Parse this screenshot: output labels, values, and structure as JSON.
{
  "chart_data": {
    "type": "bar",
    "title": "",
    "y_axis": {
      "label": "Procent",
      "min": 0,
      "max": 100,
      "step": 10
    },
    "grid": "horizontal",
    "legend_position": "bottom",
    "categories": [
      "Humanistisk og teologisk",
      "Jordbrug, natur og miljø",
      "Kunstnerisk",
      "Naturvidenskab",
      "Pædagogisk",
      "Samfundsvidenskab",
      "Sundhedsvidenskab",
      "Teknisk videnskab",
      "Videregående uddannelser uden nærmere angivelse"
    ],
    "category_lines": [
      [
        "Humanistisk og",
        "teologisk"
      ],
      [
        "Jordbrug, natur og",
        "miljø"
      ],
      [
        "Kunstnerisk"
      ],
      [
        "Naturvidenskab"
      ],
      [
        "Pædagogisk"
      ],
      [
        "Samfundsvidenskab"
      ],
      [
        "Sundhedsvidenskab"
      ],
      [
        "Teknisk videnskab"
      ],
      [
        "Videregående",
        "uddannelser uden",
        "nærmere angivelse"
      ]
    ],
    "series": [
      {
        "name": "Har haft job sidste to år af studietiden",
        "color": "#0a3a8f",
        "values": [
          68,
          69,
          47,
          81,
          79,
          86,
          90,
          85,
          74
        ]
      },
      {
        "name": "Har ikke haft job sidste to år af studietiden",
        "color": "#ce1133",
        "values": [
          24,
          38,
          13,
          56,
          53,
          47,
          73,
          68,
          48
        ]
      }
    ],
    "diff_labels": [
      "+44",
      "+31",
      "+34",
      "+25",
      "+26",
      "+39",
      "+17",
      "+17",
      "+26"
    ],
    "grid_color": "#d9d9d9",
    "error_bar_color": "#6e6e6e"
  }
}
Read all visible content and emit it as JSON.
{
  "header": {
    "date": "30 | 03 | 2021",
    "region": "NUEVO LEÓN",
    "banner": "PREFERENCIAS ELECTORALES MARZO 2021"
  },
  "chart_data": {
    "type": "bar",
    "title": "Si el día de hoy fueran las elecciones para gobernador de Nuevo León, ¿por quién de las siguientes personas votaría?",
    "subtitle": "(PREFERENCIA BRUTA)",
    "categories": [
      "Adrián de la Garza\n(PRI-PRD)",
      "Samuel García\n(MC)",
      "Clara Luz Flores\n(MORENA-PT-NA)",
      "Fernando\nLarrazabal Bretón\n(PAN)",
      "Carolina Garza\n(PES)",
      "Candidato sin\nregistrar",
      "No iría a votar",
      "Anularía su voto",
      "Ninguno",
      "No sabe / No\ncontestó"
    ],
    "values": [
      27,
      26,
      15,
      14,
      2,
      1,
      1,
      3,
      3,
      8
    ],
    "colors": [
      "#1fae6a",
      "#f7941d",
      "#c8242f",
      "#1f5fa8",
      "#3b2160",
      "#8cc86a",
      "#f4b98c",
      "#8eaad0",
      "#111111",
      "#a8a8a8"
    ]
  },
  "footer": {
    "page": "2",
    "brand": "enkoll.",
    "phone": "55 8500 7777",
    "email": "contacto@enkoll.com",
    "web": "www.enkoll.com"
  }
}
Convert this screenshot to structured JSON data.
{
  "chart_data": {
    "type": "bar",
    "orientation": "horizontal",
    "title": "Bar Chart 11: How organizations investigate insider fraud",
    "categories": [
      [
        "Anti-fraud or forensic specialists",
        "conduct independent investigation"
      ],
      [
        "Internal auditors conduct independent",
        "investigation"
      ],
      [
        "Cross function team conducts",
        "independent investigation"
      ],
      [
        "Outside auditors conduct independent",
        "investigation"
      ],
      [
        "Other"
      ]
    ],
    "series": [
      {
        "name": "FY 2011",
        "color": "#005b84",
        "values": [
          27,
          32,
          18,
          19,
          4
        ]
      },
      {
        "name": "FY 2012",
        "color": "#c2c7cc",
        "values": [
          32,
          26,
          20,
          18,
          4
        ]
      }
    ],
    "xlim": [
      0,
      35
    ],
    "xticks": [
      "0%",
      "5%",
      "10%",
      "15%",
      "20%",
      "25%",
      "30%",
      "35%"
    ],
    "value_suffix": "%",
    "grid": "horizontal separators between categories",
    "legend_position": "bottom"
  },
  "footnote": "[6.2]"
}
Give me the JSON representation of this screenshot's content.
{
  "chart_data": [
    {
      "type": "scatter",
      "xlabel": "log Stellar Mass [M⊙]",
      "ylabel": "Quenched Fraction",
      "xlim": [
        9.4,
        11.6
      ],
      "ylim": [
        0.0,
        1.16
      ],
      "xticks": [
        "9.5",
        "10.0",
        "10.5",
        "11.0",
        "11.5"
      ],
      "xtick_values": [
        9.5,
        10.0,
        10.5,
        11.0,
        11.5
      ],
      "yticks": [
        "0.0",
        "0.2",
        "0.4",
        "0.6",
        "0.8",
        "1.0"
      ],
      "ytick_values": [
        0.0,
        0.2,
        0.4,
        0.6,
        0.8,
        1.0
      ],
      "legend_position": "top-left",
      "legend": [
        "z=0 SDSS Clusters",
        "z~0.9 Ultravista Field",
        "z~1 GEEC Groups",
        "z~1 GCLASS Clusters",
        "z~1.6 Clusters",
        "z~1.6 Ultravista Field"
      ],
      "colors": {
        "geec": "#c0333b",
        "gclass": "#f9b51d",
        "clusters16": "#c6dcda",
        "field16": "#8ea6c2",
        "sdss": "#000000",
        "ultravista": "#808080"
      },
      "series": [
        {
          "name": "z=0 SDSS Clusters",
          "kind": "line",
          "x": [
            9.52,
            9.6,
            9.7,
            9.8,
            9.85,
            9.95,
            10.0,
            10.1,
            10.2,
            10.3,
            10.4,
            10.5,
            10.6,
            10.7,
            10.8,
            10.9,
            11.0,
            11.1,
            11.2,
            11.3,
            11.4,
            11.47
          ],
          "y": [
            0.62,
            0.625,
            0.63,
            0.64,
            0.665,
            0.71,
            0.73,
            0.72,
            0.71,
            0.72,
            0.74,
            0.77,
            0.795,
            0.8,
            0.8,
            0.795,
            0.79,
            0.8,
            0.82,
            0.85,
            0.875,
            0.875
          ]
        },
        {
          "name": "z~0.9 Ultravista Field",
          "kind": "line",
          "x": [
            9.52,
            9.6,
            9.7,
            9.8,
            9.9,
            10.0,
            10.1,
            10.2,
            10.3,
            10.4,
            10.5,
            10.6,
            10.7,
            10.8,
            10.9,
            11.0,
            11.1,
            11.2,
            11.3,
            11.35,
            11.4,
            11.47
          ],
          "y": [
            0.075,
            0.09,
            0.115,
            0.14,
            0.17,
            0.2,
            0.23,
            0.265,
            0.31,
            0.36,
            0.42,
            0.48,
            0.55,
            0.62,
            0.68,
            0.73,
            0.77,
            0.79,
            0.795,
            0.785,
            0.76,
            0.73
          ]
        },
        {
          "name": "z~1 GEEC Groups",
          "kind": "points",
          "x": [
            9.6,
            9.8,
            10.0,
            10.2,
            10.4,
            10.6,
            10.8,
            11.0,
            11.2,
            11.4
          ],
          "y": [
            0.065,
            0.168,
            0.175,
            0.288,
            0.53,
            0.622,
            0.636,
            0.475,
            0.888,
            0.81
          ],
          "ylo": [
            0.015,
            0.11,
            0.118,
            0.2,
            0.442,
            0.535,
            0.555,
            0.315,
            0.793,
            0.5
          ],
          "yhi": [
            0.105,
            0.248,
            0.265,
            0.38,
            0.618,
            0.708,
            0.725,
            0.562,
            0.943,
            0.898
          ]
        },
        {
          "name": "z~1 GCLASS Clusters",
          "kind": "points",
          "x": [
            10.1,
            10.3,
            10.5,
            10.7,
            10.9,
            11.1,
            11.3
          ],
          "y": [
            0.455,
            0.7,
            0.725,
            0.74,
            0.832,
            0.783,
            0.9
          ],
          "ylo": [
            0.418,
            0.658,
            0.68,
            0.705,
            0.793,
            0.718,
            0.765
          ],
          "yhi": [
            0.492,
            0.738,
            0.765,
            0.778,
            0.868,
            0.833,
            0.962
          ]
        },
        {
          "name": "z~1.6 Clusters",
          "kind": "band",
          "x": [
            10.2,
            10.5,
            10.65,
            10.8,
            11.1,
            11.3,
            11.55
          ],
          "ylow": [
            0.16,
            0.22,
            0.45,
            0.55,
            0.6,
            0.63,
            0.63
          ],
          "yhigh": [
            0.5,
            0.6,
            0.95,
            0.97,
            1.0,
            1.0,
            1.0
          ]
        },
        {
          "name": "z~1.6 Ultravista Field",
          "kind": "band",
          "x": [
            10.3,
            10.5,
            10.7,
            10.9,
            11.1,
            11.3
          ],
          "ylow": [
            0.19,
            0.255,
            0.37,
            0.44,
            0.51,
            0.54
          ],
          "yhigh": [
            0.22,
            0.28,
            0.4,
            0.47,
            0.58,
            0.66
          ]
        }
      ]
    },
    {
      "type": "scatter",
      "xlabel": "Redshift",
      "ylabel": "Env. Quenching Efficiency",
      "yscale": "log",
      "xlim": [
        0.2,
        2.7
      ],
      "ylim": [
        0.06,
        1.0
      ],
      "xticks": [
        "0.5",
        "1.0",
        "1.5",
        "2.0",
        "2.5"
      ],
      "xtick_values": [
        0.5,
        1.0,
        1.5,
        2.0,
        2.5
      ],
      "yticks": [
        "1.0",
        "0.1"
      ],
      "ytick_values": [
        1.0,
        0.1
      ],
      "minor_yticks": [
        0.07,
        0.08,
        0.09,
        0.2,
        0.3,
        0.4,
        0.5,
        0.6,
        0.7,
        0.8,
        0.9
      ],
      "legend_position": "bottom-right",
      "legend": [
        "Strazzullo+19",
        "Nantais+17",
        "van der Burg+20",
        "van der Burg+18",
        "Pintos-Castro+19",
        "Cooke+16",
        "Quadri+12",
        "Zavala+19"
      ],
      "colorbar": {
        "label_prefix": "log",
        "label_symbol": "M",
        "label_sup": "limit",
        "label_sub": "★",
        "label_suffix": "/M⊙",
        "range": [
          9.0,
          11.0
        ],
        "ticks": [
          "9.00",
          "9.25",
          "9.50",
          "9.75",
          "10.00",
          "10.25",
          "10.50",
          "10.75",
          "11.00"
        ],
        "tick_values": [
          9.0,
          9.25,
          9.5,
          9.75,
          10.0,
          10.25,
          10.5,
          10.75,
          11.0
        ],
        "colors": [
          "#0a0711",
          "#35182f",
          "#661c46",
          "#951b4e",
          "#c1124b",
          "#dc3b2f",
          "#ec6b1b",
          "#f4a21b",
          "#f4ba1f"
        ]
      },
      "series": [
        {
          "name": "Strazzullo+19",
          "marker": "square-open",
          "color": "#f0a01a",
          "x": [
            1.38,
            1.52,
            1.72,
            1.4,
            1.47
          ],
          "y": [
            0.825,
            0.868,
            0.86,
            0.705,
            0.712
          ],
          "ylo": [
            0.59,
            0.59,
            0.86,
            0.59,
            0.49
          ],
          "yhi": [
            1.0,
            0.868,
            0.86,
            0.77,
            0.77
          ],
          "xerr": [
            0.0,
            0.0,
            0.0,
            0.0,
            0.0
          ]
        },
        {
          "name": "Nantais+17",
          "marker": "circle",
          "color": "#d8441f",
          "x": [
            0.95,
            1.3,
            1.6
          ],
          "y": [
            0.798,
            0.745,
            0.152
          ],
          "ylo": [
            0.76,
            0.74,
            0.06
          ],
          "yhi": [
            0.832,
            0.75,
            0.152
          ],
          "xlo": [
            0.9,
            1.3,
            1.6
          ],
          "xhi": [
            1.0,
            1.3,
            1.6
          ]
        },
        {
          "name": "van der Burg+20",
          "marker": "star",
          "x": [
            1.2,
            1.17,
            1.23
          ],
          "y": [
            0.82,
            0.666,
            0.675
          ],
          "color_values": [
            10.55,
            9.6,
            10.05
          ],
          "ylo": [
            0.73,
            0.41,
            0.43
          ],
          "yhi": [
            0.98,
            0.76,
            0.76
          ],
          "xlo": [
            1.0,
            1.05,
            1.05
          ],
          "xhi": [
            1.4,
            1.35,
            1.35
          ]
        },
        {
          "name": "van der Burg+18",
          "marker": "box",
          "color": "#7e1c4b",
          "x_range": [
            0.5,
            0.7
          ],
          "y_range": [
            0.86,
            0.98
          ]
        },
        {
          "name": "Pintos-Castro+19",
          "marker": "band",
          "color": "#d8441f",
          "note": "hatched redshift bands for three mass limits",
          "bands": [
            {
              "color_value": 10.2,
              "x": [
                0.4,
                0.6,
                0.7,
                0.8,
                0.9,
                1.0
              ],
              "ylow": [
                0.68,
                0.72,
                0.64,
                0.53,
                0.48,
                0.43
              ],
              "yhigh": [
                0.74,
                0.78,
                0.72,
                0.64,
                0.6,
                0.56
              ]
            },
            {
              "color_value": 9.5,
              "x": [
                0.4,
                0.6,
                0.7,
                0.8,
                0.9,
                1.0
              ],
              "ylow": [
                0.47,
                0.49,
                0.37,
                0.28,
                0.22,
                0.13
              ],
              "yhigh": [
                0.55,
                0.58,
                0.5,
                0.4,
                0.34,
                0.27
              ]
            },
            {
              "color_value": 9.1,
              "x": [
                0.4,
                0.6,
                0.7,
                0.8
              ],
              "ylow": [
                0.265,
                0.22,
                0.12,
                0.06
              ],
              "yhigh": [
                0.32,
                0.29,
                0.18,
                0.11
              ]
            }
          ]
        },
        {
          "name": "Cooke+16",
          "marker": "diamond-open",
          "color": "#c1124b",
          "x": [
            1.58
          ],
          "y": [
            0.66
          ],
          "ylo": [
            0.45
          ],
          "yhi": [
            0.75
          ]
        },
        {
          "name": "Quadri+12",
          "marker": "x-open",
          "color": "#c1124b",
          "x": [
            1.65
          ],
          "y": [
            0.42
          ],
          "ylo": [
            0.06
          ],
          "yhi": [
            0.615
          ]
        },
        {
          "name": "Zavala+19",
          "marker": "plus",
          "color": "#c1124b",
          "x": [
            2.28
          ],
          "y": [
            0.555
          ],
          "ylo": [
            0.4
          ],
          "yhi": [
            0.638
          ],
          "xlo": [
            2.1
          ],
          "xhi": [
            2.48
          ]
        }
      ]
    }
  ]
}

□ □ □ □ □ □ □

_Given problem_. Check each line of these records for the string "content" and state only how many lines have it.

_Problem solution_. 2